Extracted records
══════════
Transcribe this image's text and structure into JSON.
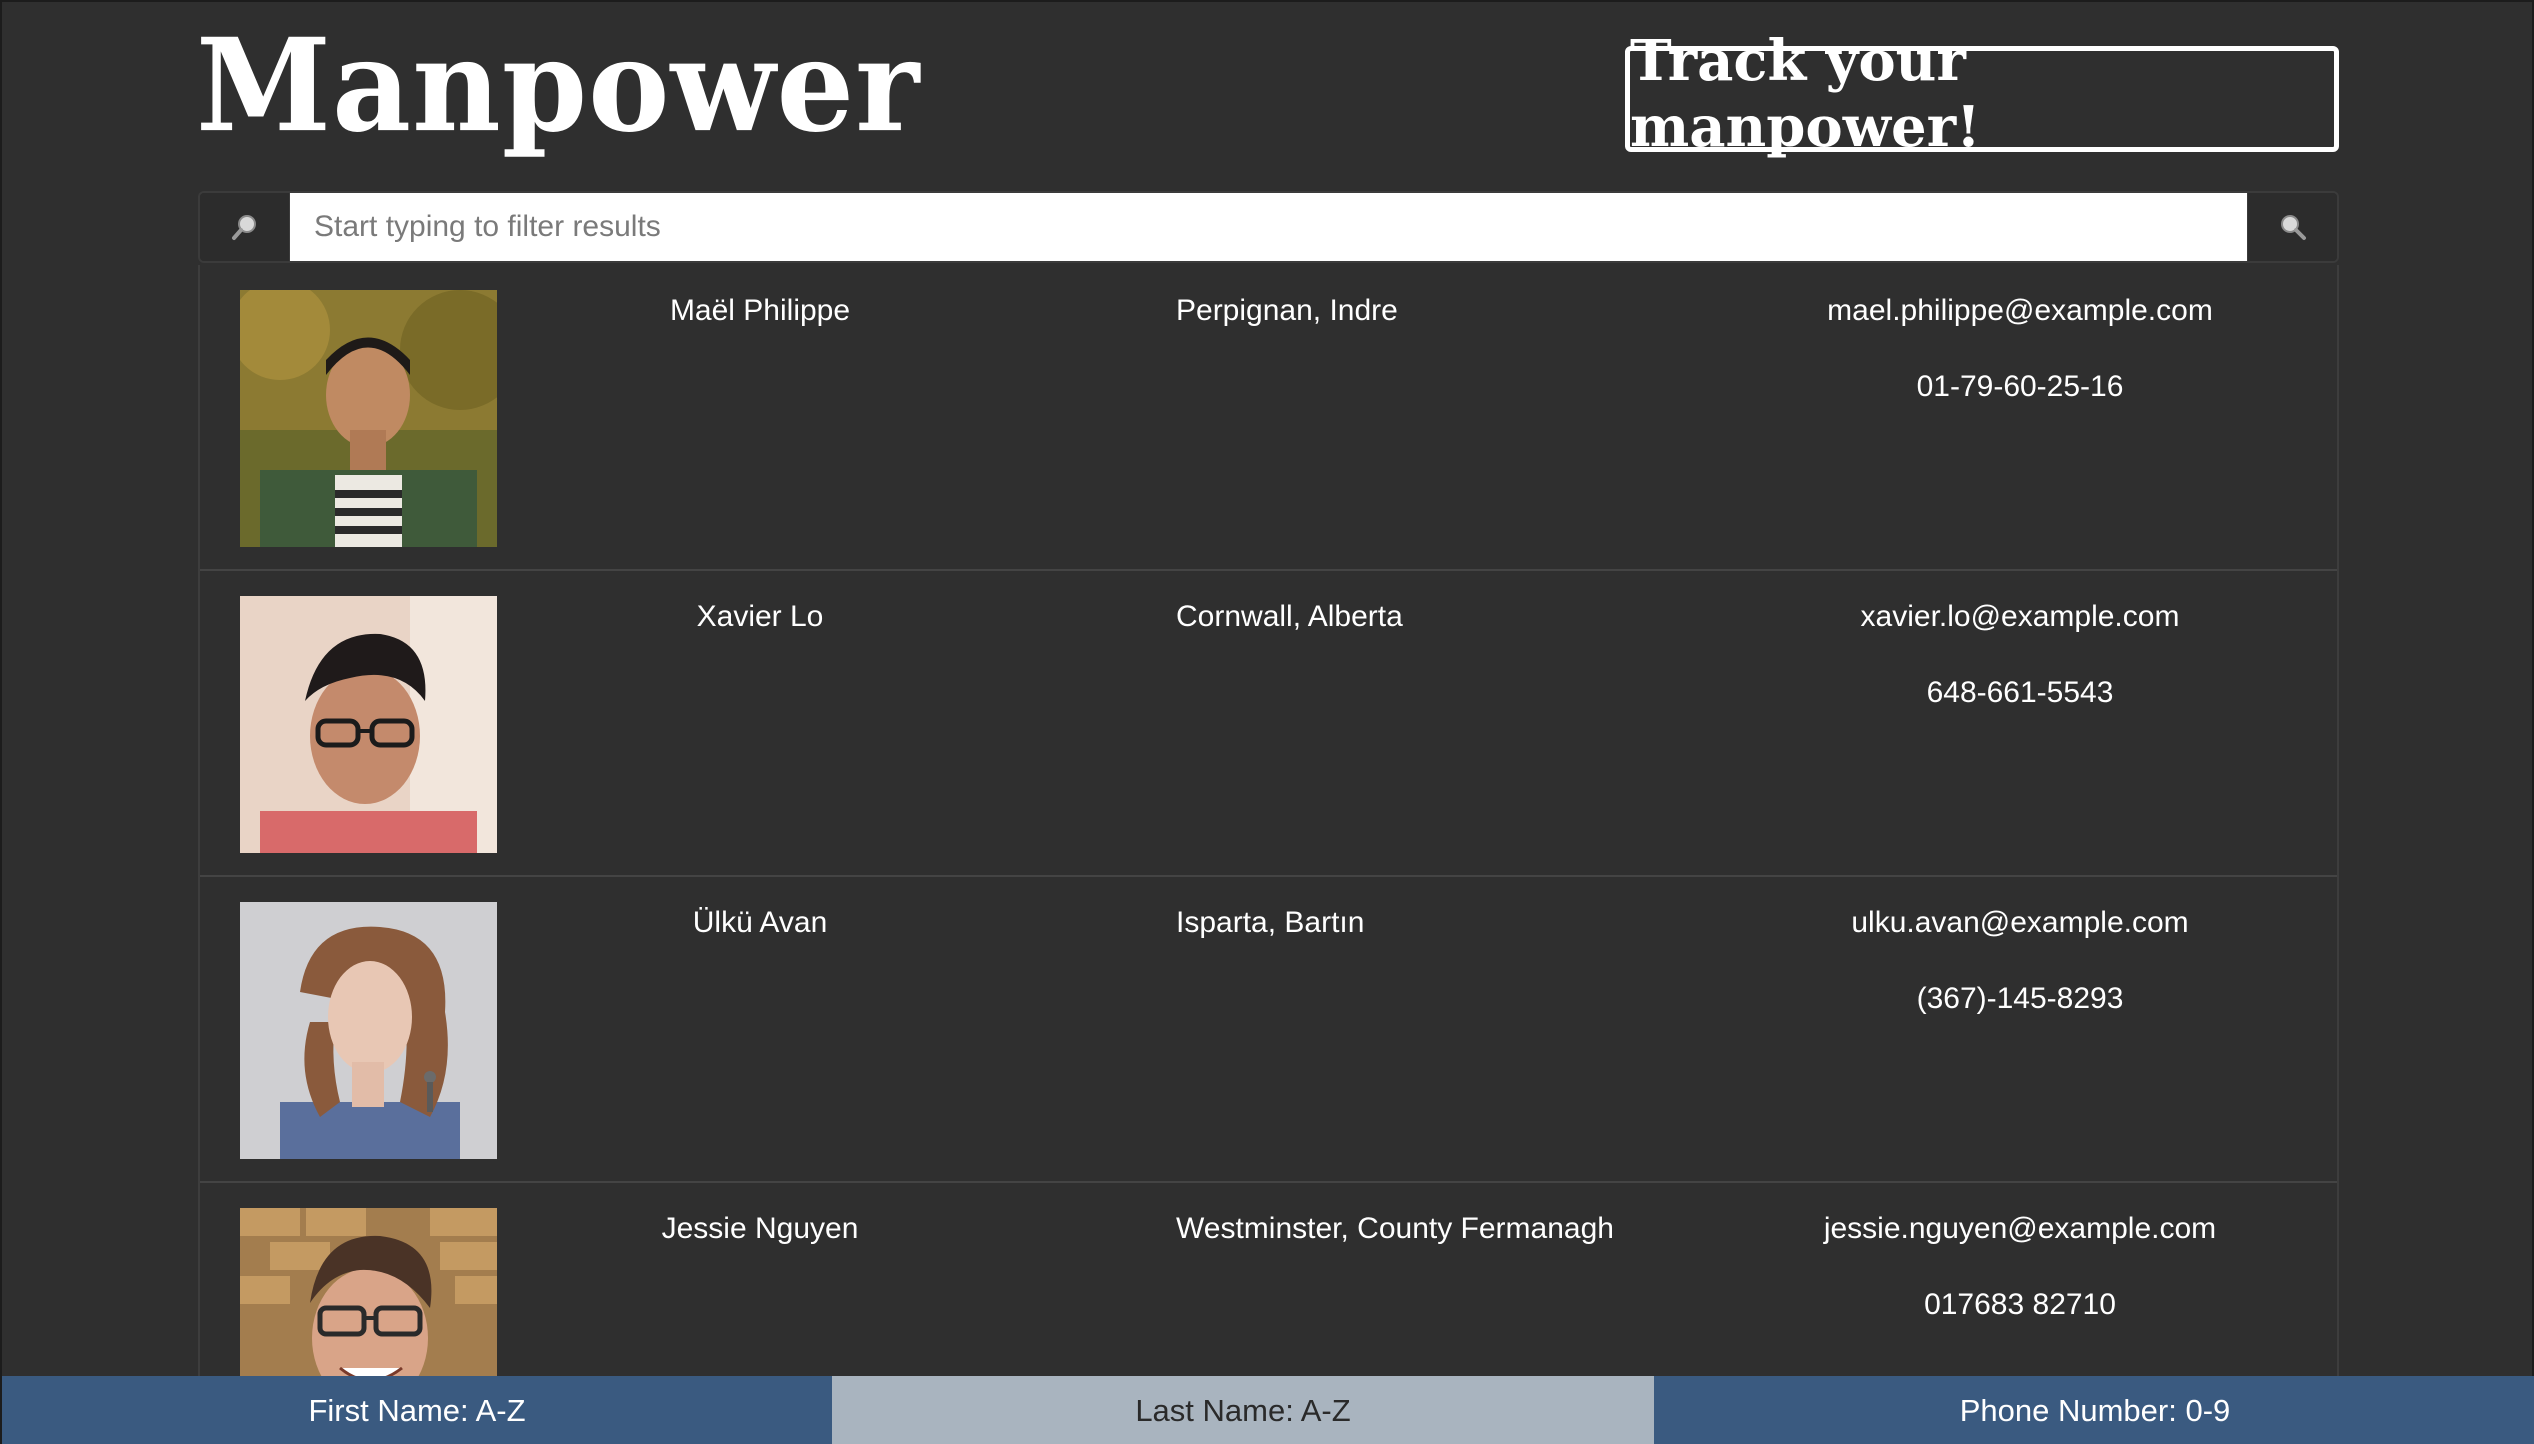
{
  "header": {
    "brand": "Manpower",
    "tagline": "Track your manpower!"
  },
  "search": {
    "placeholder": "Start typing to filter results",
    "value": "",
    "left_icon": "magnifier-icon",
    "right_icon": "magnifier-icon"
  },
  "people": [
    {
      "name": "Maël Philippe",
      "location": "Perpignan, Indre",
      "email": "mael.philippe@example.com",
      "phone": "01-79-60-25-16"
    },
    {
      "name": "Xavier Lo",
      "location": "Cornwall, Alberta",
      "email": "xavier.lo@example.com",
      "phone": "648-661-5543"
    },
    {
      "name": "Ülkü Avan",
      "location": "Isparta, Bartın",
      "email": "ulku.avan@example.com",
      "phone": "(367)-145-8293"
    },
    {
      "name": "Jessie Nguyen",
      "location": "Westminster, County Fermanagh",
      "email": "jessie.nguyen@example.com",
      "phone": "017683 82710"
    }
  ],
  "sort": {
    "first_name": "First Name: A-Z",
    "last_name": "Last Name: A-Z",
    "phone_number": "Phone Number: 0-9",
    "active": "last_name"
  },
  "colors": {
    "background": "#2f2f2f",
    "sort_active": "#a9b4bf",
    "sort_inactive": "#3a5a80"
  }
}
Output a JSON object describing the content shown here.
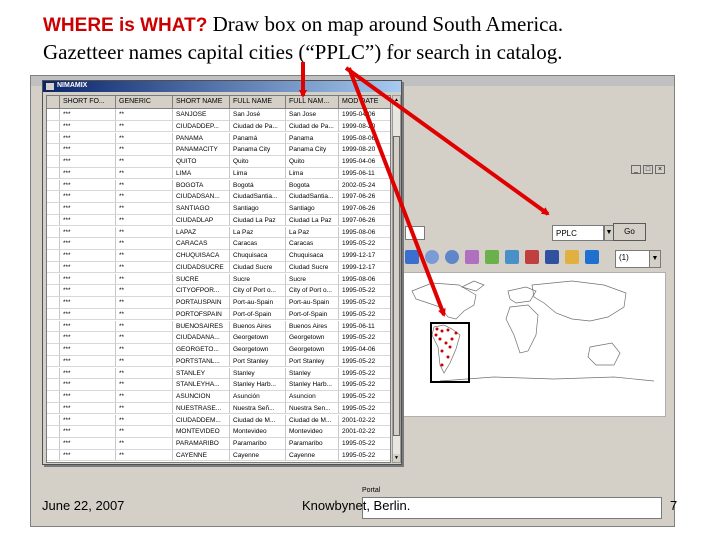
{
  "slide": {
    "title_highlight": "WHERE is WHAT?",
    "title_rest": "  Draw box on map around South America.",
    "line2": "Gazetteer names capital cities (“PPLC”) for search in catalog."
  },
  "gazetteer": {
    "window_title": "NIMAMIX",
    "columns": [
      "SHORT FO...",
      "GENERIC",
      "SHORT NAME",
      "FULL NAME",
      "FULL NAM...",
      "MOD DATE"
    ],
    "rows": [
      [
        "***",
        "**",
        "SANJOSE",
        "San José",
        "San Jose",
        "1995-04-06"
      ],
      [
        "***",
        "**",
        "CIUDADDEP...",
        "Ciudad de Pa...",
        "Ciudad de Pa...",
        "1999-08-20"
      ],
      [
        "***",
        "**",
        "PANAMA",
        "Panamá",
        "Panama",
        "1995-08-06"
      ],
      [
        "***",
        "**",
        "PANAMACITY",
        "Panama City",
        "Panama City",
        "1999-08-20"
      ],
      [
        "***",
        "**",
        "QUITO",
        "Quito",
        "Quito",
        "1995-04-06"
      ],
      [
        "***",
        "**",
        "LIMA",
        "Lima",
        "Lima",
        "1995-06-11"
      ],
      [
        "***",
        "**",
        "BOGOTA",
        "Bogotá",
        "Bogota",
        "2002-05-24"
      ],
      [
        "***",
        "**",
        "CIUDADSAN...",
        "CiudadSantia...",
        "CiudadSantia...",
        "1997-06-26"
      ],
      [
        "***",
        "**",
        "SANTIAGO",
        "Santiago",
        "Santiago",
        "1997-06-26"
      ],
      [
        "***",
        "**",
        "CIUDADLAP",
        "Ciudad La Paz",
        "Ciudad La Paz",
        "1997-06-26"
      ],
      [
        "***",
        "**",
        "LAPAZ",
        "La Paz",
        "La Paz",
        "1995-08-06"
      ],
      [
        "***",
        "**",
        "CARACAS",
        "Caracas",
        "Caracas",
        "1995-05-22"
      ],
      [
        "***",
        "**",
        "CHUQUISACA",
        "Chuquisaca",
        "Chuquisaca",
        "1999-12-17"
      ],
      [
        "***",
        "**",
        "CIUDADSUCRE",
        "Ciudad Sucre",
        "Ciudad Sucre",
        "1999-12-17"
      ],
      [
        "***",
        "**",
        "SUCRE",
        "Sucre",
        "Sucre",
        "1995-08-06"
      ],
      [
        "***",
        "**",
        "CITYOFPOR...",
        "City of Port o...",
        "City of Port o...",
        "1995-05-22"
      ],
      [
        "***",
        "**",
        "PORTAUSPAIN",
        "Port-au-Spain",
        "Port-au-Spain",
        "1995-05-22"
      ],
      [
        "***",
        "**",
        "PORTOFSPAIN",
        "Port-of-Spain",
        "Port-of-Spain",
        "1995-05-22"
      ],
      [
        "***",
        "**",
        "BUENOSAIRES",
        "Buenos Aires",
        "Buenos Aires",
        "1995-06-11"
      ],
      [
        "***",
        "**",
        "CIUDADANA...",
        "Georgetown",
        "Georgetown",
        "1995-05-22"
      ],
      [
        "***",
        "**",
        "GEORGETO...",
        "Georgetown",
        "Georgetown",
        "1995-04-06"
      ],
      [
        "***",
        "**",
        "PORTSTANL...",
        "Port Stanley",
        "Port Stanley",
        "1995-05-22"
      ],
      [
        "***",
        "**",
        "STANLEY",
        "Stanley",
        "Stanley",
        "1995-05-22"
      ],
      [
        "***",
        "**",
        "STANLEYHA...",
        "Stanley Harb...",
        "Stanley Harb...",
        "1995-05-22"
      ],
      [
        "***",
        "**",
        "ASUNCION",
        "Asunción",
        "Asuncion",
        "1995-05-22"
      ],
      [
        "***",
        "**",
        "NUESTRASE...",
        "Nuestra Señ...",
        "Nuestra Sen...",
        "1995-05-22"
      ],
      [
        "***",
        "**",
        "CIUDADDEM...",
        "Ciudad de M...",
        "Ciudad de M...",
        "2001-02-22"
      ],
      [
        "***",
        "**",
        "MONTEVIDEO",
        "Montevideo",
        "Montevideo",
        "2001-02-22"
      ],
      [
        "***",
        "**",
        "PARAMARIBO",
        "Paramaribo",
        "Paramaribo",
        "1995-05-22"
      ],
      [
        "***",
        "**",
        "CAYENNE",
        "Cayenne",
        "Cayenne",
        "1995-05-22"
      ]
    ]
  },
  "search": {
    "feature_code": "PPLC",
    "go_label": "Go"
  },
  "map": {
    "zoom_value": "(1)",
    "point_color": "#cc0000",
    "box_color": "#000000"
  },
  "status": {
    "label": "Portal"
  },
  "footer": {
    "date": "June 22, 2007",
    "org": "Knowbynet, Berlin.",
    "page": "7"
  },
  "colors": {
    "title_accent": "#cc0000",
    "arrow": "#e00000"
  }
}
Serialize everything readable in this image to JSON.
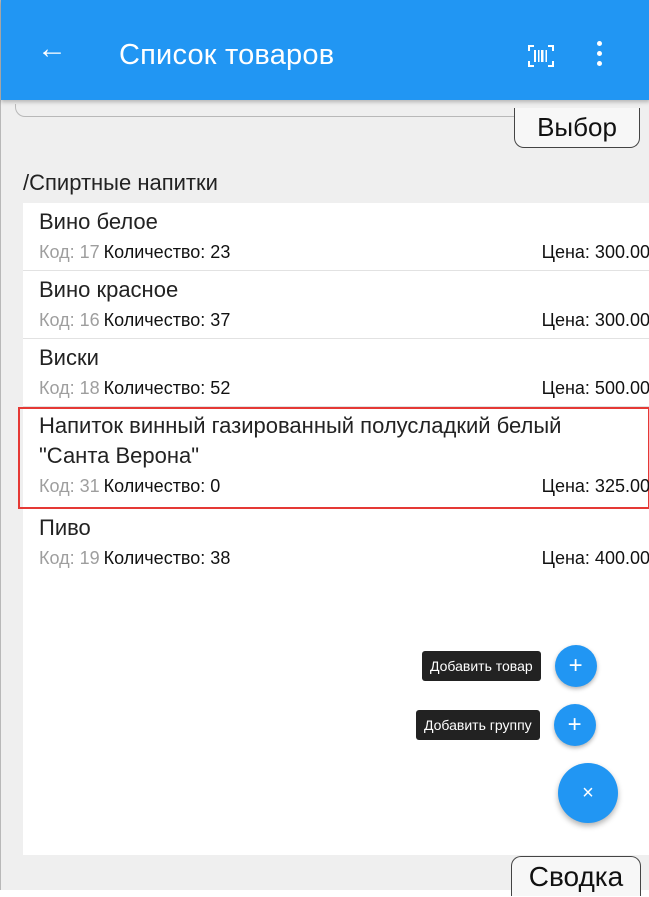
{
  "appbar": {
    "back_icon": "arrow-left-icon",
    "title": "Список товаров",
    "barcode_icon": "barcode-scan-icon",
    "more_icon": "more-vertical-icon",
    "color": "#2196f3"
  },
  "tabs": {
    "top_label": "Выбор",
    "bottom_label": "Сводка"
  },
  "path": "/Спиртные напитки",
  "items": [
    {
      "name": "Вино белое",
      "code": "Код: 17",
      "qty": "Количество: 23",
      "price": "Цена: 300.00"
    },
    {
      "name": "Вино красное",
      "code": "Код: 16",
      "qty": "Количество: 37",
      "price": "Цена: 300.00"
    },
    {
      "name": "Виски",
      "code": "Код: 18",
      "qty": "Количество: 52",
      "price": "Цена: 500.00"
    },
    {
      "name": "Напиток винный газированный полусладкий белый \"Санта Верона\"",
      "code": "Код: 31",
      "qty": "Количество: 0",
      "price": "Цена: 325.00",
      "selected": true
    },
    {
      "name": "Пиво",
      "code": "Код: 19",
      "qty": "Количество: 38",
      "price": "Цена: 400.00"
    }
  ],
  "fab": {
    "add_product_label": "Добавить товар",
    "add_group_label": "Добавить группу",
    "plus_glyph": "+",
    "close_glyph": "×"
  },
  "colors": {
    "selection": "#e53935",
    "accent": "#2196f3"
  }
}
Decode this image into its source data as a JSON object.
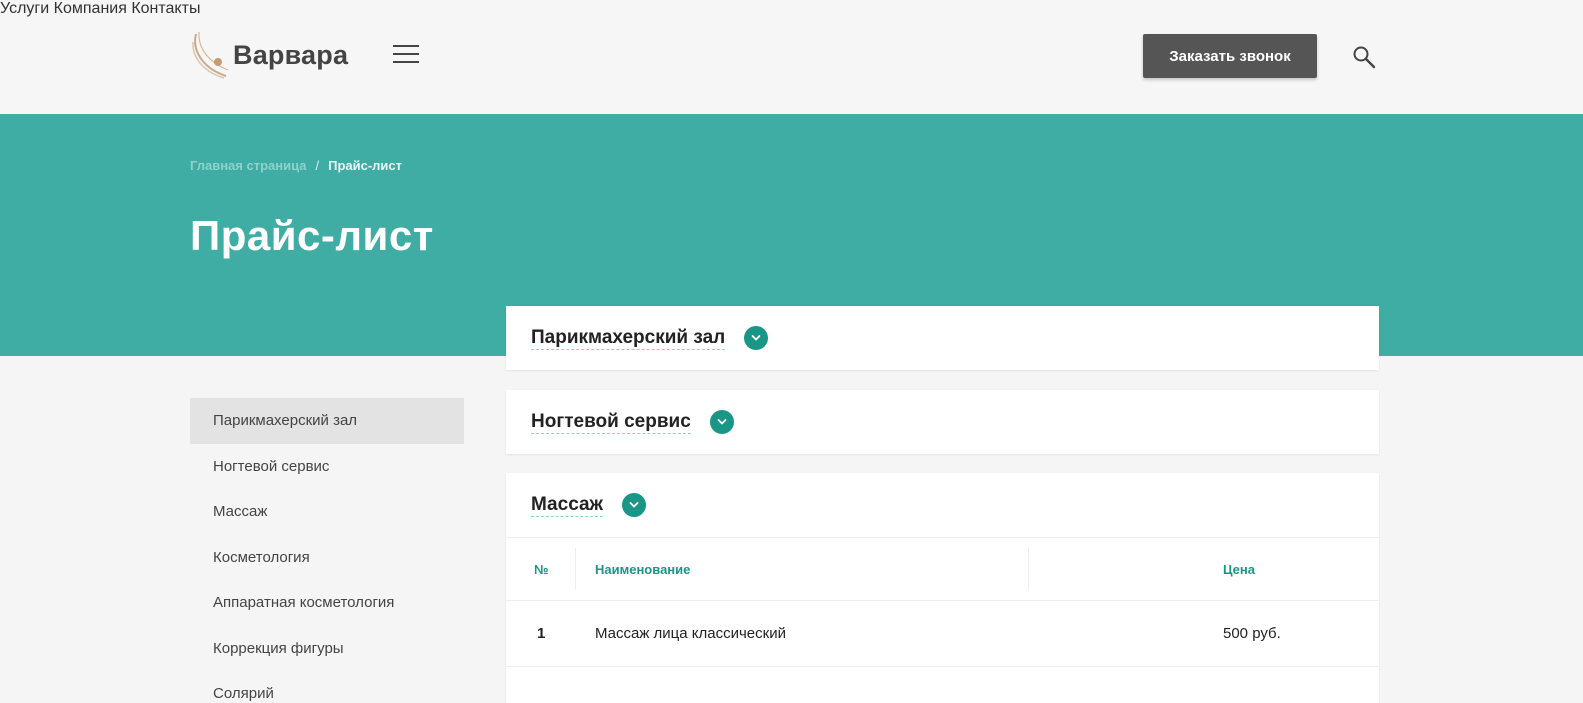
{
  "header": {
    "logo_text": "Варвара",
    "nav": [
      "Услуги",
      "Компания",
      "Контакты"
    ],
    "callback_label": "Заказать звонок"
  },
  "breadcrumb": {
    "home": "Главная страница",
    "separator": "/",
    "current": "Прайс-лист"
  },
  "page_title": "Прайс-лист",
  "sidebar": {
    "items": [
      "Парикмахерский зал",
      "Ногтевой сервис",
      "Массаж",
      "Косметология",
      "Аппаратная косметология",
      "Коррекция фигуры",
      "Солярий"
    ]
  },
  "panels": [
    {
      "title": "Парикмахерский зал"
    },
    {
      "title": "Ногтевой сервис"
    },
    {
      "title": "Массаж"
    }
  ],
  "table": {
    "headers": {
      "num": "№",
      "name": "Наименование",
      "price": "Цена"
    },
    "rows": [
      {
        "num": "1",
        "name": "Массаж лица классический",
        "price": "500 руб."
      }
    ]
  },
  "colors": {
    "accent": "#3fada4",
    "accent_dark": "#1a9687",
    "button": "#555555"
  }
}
══════════
▶ [What is being asked]: Where a line in the entries holds "object", copy that line.

▶ [Correct answer]:
Output a JSON object describing the content shown here.
Decode this image into its source data as a JSON object.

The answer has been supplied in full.